Your task is to locate every line holding the string "true" and to copy each of them.

• **Extracted records**:
— START —
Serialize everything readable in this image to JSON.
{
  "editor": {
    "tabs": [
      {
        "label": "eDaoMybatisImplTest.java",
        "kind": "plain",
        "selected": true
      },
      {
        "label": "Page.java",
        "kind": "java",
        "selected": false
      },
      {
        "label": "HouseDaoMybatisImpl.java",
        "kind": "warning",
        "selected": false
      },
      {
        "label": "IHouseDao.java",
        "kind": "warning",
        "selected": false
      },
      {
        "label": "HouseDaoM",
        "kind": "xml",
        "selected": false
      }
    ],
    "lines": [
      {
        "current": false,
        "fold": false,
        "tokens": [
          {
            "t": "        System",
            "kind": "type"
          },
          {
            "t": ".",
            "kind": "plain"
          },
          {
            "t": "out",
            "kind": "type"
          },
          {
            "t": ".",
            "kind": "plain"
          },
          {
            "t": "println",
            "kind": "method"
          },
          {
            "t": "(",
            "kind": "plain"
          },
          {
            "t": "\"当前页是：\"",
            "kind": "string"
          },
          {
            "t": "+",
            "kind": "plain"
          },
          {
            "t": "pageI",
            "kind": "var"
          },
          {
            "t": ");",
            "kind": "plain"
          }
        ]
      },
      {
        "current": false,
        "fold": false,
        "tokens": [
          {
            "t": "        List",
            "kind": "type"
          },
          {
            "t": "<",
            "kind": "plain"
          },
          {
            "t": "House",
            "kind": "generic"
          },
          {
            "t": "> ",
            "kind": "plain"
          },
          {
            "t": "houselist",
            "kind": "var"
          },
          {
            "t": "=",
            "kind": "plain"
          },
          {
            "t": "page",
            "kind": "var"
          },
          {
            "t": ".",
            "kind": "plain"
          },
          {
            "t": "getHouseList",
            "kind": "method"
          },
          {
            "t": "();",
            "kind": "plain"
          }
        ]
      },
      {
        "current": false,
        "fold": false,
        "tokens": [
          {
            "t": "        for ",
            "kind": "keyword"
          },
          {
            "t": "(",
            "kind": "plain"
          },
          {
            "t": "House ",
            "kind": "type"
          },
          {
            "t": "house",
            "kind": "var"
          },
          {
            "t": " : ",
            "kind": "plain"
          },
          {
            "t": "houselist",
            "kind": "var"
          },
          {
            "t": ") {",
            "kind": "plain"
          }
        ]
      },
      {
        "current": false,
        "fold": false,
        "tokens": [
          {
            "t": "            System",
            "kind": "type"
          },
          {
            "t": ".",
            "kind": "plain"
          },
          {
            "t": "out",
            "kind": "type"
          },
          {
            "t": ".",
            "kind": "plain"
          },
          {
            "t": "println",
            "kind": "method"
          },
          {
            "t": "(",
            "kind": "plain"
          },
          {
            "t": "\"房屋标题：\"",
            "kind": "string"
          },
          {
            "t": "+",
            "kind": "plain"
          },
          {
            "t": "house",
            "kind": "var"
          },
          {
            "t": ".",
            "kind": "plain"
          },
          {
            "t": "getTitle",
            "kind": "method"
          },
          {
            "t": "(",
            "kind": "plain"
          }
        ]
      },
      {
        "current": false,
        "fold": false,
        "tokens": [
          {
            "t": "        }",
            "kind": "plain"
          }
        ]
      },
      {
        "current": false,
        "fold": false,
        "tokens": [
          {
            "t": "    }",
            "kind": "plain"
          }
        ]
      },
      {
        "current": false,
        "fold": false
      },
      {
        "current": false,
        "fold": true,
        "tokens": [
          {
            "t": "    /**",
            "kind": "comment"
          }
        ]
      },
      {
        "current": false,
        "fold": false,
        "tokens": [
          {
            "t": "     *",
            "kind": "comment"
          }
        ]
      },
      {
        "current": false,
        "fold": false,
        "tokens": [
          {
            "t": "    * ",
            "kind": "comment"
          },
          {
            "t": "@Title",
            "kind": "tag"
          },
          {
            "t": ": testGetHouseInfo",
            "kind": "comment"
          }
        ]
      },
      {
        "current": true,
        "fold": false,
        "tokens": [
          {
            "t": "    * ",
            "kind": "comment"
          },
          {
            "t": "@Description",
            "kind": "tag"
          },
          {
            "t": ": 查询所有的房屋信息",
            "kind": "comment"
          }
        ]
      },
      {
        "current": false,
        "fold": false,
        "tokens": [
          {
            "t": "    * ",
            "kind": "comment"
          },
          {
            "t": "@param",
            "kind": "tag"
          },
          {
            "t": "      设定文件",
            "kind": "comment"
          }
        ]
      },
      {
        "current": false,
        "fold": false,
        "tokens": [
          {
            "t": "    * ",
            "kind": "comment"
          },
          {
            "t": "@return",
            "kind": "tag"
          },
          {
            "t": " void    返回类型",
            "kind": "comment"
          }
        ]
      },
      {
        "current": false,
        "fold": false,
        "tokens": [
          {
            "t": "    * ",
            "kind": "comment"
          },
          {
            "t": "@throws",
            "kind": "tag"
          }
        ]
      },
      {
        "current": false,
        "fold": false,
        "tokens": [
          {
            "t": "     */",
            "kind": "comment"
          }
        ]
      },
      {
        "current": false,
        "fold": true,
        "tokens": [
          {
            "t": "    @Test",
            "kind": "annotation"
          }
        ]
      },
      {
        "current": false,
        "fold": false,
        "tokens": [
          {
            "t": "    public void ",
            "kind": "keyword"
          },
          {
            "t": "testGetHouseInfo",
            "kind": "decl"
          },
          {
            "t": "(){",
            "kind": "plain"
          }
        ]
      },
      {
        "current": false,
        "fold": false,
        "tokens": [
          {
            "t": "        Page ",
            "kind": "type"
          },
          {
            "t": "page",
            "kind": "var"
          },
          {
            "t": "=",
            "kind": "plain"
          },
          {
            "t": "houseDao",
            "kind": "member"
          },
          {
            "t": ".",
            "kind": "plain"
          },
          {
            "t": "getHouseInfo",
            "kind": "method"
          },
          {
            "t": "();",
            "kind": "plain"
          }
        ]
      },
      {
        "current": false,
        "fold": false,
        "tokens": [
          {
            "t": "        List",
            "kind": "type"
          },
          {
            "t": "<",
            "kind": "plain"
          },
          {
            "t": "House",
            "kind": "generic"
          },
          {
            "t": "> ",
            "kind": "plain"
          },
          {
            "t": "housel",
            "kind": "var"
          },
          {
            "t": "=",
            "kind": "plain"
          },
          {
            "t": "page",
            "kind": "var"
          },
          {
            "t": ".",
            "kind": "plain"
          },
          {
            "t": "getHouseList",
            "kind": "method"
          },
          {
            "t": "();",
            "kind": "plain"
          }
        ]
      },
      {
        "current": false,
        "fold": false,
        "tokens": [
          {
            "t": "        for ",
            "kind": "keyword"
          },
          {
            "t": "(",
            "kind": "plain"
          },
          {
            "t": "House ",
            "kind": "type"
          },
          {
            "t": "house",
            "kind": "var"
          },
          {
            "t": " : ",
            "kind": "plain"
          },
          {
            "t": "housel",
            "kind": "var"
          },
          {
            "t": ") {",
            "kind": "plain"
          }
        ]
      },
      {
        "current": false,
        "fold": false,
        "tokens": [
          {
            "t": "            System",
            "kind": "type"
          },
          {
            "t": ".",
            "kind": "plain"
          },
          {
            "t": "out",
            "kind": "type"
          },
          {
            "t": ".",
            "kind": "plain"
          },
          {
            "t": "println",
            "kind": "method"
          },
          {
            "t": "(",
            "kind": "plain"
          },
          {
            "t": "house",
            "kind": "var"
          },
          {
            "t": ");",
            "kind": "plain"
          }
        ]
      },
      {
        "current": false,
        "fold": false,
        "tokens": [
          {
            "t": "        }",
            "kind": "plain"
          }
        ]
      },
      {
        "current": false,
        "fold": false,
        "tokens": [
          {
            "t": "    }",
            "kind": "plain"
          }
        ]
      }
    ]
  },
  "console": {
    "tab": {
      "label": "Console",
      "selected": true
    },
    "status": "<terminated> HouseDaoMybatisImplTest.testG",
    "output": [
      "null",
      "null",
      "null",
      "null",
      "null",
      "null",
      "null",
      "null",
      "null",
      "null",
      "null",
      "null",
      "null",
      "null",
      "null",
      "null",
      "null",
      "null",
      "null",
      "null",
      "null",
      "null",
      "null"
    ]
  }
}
— END —
• **Written answer**:
        "selected": true
        "fold": true,
        "current": true,
        "fold": true,
      "selected": true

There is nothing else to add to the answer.